* Questions to answer:
[a] From the biography of Michael Leib, extract the text between "Michael Leib (January" and "1818 to 1821.", inclusive.
[b] According to the biography of Michael Leib, in what capacity did he serve in the Philadelphia Militia during the American Revolutionary War?
[c] Render this sentence from the biography of Michael Leib in Spanish: "He served as a member of the United States Senate for Pennsylvania from 1809 to 1814."

═══ Excerpt to read

Michael Leib (January 8, 1760December 22, 1822) was an American physician and politician from Philadelphia. He served as a surgeon in the Philadelphia Militia during the American Revolutionary War. He served as a Democratic-Republican member of the Pennsylvania House of Representatives three times; from 1795 to 1798, 1806 to 1808 and 1817 to 1818. He served as a member of the United States House of Representatives for Pennsylvania's 2nd congressional district from 1799 to 1803 and for Pennsylvania's 1st congressional district from 1803 to 1806.  He served as a member of the United States Senate for Pennsylvania from 1809 to 1814. He also served as a member of the Pennsylvania State Senate for the 1st district from 1818 to 1821.

══════
═══ Data under study

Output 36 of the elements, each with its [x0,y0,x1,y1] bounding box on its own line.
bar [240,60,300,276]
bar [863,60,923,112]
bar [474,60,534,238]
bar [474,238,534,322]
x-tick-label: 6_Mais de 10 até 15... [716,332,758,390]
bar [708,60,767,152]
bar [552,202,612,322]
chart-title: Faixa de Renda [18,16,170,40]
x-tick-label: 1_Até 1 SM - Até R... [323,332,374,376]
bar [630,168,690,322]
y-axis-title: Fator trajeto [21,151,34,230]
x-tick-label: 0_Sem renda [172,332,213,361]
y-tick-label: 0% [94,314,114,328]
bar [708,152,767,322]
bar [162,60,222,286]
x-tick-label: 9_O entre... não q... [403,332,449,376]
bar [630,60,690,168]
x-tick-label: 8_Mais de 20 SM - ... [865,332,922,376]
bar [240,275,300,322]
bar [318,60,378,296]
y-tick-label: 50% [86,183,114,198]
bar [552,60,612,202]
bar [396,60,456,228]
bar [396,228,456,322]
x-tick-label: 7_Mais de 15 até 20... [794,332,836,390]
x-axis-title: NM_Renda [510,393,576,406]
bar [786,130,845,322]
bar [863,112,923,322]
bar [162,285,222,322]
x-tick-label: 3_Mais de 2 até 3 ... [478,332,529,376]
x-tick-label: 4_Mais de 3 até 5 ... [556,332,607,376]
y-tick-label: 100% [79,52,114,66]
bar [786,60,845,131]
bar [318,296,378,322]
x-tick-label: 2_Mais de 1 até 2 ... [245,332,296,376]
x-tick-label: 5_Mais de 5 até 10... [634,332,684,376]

══════

* Numbered answers:
[a]
Michael Leib (January 8, 1760December 22, 1822) was an American physician and politician from Philadelphia. He served as a surgeon in the Philadelphia Militia during the American Revolutionary War. He served as a Democratic-Republican member of the Pennsylvania House of Representatives three times; from 1795 to 1798, 1806 to 1808 and 1817 to 1818. He served as a member of the United States House of Representatives for Pennsylvania's 2nd congressional district from 1799 to 1803 and for Pennsylvania's 1st congressional district from 1803 to 1806.  He served as a member of the United States Senate for Pennsylvania from 1809 to 1814. He also served as a member of the Pennsylvania State Senate for the 1st district from 1818 to 1821.

[b] He served as a surgeon.

[c] Se desempeñó como miembro del Senado de los Estados Unidos por Pensilvania de 1809 a 1814.